### Requirement
Each line below should be reproduced without any alteration.

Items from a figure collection
-- begin --

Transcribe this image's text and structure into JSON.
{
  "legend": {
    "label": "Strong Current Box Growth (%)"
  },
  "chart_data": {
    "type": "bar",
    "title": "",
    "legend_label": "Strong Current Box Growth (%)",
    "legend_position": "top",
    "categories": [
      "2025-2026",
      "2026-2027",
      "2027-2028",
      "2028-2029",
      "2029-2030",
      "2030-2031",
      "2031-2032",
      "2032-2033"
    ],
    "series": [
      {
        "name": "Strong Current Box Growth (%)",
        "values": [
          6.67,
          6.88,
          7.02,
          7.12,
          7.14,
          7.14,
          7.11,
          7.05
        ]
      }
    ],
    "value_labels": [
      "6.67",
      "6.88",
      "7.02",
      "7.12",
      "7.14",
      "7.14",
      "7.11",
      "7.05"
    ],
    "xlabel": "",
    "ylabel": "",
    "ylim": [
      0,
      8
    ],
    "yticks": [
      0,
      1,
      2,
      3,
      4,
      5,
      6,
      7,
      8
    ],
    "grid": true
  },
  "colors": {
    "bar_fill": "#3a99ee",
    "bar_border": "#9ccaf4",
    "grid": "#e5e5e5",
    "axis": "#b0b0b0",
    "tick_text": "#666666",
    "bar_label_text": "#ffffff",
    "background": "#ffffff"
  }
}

-- end --

### Written response
Transcribe this image's text and structure into JSON.
{
  "legend": {
    "label": "Strong Current Box Growth (%)"
  },
  "chart_data": {
    "type": "bar",
    "title": "",
    "legend_label": "Strong Current Box Growth (%)",
    "legend_position": "top",
    "categories": [
      "2025-2026",
      "2026-2027",
      "2027-2028",
      "2028-2029",
      "2029-2030",
      "2030-2031",
      "2031-2032",
      "2032-2033"
    ],
    "series": [
      {
        "name": "Strong Current Box Growth (%)",
        "values": [
          6.67,
          6.88,
          7.02,
          7.12,
          7.14,
          7.14,
          7.11,
          7.05
        ]
      }
    ],
    "value_labels": [
      "6.67",
      "6.88",
      "7.02",
      "7.12",
      "7.14",
      "7.14",
      "7.11",
      "7.05"
    ],
    "xlabel": "",
    "ylabel": "",
    "ylim": [
      0,
      8
    ],
    "yticks": [
      0,
      1,
      2,
      3,
      4,
      5,
      6,
      7,
      8
    ],
    "grid": true
  },
  "colors": {
    "bar_fill": "#3a99ee",
    "bar_border": "#9ccaf4",
    "grid": "#e5e5e5",
    "axis": "#b0b0b0",
    "tick_text": "#666666",
    "bar_label_text": "#ffffff",
    "background": "#ffffff"
  }
}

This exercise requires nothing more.